— GOAL OF THE EXERCISE —
Using the entries that follow, state how many lines contain the word "Wiring". The response is that number and nothing more.

— SUPPLIED DATA —
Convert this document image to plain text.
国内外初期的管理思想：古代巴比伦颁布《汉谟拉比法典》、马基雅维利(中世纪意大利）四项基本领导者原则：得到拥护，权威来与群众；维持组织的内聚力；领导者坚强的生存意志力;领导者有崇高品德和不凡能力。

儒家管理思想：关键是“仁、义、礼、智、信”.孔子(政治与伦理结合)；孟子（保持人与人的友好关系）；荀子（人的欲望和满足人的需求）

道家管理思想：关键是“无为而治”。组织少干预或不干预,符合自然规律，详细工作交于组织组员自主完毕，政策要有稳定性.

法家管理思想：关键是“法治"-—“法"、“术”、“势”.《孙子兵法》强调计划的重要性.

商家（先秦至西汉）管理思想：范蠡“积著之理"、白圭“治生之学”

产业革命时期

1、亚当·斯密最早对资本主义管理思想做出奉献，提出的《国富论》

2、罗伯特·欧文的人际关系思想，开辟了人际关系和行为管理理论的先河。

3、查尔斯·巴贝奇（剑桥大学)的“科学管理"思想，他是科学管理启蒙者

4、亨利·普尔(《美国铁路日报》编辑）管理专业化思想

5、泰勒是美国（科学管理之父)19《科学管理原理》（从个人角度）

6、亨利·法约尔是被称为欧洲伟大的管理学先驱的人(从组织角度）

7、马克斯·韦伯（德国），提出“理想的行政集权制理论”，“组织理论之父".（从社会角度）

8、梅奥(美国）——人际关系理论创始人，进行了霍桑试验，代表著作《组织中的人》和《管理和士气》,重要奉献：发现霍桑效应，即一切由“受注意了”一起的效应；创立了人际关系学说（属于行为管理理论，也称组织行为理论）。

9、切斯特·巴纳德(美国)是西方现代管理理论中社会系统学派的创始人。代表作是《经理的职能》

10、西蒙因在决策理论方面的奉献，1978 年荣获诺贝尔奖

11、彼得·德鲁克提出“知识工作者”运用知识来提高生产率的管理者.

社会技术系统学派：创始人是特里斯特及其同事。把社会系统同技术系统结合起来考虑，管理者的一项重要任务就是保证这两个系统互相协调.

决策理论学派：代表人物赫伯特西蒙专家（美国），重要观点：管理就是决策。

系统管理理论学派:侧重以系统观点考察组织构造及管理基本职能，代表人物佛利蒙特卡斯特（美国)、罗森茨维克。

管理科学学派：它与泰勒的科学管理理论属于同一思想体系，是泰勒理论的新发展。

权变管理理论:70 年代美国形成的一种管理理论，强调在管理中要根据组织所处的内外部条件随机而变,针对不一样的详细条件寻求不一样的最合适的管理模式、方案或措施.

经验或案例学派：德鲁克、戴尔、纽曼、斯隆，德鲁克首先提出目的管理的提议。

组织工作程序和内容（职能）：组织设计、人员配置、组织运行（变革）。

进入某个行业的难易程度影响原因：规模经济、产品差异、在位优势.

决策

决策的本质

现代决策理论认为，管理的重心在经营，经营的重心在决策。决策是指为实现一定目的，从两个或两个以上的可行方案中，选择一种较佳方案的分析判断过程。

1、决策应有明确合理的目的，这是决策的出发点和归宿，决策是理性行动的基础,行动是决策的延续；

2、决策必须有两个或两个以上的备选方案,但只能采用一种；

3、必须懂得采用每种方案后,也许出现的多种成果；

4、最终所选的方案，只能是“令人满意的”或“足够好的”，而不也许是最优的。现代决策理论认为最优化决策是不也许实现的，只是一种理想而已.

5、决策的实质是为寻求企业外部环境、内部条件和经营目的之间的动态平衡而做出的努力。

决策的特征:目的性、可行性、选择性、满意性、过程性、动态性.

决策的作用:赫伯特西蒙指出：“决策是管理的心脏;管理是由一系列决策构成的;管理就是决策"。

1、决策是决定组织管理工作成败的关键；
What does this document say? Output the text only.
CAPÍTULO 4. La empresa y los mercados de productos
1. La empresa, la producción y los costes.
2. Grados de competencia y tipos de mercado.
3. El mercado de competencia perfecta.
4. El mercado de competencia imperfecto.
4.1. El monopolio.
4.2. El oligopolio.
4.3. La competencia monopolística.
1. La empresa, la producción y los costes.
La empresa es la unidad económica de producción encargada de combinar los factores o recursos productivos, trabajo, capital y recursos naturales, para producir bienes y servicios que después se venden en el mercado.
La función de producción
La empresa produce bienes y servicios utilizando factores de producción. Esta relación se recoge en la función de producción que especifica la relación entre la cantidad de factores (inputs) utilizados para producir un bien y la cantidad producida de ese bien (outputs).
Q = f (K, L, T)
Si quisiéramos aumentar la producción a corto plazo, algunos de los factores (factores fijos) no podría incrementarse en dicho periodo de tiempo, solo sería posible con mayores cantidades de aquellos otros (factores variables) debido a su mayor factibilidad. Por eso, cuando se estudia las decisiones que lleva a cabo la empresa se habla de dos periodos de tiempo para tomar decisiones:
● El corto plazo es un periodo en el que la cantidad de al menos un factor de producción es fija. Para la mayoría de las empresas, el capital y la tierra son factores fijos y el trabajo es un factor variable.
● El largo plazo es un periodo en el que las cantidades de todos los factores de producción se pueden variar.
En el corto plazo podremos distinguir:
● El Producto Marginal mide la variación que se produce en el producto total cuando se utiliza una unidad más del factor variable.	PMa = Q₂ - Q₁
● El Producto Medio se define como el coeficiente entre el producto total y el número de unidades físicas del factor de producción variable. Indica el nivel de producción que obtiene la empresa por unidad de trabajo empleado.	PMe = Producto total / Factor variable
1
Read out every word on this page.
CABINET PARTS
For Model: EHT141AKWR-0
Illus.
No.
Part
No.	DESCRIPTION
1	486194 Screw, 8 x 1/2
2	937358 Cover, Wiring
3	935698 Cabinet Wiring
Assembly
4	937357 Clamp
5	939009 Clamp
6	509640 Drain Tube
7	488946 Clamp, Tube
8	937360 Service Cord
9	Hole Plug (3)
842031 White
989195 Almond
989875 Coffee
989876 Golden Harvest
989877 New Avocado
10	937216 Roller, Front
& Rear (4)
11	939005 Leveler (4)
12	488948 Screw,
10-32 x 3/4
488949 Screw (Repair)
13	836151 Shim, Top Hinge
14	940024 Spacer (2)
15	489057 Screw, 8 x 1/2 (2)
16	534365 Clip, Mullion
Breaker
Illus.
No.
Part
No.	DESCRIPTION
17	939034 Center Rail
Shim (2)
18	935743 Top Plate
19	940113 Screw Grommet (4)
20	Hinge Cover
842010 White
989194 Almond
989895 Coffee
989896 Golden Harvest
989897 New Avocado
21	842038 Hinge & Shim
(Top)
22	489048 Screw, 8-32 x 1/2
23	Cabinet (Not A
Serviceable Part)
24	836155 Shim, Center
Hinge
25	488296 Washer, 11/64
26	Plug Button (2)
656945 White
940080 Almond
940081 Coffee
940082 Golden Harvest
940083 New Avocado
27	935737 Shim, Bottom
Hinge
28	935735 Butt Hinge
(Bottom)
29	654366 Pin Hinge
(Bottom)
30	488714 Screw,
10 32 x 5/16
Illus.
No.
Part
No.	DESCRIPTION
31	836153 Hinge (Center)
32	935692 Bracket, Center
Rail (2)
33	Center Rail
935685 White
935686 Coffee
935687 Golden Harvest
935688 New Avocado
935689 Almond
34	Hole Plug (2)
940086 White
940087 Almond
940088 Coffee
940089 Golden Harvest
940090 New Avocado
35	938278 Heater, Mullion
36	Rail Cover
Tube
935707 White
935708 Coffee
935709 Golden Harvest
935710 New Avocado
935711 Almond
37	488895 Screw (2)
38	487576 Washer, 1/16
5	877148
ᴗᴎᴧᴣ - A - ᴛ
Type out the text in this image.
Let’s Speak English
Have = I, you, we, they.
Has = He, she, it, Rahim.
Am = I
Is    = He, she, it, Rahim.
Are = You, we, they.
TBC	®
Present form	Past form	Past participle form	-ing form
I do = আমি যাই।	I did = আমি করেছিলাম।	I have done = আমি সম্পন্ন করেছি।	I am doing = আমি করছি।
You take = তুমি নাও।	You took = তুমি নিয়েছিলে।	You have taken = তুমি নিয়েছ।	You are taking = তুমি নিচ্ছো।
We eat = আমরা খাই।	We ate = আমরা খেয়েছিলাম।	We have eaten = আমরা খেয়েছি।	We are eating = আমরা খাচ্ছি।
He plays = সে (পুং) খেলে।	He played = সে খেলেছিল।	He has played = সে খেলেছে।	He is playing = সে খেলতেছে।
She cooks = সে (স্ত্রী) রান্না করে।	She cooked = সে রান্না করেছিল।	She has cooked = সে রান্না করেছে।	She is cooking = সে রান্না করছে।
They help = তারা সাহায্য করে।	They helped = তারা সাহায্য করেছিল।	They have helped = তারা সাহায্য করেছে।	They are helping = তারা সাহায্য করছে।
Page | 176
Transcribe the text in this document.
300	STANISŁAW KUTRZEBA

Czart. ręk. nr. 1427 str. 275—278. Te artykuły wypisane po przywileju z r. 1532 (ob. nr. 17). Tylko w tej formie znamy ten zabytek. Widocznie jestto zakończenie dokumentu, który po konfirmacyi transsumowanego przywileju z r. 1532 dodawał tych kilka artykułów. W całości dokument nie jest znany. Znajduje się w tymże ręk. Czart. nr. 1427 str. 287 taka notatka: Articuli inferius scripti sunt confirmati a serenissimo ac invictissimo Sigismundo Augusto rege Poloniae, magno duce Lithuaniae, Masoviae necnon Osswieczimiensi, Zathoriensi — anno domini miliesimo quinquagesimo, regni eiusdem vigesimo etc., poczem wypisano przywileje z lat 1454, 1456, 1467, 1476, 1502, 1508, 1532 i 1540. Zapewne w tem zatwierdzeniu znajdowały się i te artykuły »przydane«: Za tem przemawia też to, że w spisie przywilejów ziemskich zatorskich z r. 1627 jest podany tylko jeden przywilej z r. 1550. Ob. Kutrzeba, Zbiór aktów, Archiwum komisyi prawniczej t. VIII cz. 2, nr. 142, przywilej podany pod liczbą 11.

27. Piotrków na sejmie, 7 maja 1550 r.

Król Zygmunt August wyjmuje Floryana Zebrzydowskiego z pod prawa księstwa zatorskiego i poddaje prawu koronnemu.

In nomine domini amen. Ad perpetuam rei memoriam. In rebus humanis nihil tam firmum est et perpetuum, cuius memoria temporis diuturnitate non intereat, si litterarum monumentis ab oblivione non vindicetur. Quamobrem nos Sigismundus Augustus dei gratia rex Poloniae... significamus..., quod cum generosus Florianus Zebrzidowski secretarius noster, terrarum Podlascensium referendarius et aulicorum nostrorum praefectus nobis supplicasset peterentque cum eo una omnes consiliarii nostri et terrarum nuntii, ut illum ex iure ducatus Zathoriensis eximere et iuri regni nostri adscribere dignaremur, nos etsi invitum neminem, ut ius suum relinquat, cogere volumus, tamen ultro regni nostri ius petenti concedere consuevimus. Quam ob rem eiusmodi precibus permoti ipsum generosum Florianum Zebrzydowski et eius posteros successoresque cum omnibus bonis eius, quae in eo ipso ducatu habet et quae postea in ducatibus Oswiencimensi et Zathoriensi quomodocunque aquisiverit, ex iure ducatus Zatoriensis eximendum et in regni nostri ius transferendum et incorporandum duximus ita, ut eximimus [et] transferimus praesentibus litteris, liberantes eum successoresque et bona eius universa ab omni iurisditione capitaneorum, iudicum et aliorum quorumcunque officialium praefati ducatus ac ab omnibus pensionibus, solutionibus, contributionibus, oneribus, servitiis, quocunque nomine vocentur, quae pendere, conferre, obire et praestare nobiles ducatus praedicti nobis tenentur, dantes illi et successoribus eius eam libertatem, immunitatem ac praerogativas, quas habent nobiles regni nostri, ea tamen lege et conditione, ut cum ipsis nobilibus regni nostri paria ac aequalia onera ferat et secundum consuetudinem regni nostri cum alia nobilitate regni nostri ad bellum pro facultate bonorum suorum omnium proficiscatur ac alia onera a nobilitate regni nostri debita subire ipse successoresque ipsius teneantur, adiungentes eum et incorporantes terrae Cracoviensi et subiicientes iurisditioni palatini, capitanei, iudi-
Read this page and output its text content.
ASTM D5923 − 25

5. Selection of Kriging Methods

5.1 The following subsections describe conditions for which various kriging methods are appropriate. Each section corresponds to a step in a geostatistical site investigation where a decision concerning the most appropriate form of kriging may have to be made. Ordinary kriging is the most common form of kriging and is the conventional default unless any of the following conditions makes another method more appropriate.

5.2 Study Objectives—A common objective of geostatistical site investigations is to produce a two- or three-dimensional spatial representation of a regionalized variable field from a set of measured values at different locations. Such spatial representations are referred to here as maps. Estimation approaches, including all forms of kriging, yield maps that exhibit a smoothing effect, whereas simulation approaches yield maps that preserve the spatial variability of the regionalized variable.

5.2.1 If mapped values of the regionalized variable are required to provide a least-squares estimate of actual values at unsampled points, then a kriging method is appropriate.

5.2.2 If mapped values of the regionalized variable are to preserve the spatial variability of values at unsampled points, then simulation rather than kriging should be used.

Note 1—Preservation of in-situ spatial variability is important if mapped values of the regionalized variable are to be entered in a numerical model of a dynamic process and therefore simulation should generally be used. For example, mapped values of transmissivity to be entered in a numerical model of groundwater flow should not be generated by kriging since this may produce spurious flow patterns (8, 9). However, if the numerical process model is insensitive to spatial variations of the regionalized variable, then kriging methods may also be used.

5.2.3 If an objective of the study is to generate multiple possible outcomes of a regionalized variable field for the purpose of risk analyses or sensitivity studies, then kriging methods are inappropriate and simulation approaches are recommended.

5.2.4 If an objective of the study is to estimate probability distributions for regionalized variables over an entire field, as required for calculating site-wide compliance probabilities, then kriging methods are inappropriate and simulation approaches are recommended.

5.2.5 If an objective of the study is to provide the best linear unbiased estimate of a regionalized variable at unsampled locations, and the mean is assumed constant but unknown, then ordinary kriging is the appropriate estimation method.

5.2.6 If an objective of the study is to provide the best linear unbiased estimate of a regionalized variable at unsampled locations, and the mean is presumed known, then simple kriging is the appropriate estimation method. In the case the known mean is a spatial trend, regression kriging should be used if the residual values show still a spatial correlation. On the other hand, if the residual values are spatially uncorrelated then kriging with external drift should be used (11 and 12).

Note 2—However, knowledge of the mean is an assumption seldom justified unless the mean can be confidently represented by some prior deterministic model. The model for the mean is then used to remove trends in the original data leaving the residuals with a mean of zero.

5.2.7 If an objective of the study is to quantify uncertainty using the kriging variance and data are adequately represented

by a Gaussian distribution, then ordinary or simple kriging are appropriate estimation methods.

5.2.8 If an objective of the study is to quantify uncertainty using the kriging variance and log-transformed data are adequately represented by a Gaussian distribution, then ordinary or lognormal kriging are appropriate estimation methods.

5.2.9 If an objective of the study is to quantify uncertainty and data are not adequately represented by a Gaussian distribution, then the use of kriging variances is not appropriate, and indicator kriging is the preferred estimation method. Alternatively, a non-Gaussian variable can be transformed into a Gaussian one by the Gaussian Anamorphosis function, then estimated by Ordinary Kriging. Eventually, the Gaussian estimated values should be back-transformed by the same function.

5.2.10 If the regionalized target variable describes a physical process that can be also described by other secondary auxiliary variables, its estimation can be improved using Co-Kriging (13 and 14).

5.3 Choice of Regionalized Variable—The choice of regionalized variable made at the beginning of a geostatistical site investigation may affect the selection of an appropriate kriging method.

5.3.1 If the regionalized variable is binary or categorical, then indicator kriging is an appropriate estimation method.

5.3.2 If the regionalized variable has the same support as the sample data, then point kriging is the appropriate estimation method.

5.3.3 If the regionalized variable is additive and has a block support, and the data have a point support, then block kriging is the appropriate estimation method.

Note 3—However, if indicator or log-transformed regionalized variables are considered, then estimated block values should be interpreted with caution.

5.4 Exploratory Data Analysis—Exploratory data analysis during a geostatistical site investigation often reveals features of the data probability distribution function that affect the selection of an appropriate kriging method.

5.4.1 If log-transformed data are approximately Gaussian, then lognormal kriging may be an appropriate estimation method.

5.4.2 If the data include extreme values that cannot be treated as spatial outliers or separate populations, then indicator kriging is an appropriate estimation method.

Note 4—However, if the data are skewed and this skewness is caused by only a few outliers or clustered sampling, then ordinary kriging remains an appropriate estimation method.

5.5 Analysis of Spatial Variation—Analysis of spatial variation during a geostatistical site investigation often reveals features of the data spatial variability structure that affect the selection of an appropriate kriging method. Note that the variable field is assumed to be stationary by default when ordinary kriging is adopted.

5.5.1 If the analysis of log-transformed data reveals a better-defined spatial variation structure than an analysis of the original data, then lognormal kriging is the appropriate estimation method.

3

— OUTPUT OF THE EXERCISE —
2